Element position data:

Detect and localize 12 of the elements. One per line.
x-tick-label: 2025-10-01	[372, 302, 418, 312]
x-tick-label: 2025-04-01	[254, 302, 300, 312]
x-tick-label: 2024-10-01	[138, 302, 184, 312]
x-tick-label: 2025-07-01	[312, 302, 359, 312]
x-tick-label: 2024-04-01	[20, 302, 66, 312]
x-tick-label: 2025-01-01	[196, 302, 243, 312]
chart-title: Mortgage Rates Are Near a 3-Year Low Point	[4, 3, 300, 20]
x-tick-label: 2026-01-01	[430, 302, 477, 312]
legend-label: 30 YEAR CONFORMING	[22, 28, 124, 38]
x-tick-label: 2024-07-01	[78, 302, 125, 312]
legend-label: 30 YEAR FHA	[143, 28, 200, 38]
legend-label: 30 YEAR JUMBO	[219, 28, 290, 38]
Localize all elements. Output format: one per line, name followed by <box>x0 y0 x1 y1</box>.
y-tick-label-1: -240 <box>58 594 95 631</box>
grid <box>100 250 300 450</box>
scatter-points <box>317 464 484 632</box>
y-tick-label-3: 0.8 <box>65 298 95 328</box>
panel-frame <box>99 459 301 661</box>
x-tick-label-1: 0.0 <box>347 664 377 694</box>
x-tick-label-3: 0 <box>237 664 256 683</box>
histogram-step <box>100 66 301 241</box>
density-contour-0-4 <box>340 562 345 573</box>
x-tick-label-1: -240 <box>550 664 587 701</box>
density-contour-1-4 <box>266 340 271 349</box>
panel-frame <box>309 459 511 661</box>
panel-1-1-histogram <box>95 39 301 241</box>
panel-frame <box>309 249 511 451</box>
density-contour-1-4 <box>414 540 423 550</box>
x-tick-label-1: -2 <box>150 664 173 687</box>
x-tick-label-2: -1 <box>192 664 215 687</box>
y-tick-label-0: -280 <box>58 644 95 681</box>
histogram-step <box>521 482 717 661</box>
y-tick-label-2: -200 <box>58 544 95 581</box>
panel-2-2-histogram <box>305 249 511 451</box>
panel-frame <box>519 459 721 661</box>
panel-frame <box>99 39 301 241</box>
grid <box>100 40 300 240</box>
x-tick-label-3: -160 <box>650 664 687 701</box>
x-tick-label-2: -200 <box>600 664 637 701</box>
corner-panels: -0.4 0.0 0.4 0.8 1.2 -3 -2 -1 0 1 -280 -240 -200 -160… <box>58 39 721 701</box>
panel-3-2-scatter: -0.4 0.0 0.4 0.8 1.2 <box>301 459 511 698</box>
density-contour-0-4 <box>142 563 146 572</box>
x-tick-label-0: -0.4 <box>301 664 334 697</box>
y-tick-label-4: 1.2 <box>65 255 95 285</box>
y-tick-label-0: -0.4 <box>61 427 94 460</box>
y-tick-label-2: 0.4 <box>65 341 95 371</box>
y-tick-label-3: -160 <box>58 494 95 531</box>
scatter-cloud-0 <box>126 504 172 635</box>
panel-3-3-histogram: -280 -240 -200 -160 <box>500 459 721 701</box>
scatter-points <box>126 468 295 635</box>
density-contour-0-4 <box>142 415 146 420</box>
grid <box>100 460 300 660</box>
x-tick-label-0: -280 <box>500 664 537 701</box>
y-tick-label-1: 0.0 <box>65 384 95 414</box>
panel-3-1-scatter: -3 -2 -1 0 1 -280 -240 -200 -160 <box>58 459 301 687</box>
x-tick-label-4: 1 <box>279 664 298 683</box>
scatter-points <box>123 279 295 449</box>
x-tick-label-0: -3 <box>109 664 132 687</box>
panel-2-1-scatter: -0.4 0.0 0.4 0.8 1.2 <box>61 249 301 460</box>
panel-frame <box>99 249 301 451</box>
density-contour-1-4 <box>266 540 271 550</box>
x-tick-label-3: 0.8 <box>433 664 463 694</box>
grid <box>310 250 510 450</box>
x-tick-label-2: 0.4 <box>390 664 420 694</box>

WHAT YOU ARE ASKED TO DO:
Copy out the entries from the very first line through the line holding "28, 290, 38]", inclusive, keeping every character unchanged.

EXERCISE ANSWER:
Detect and localize 12 of the elements. One per line.
x-tick-label: 2025-10-01	[372, 302, 418, 312]
x-tick-label: 2025-04-01	[254, 302, 300, 312]
x-tick-label: 2024-10-01	[138, 302, 184, 312]
x-tick-label: 2025-07-01	[312, 302, 359, 312]
x-tick-label: 2024-04-01	[20, 302, 66, 312]
x-tick-label: 2025-01-01	[196, 302, 243, 312]
chart-title: Mortgage Rates Are Near a 3-Year Low Point	[4, 3, 300, 20]
x-tick-label: 2026-01-01	[430, 302, 477, 312]
legend-label: 30 YEAR CONFORMING	[22, 28, 124, 38]
x-tick-label: 2024-07-01	[78, 302, 125, 312]
legend-label: 30 YEAR FHA	[143, 28, 200, 38]
legend-label: 30 YEAR JUMBO	[219, 28, 290, 38]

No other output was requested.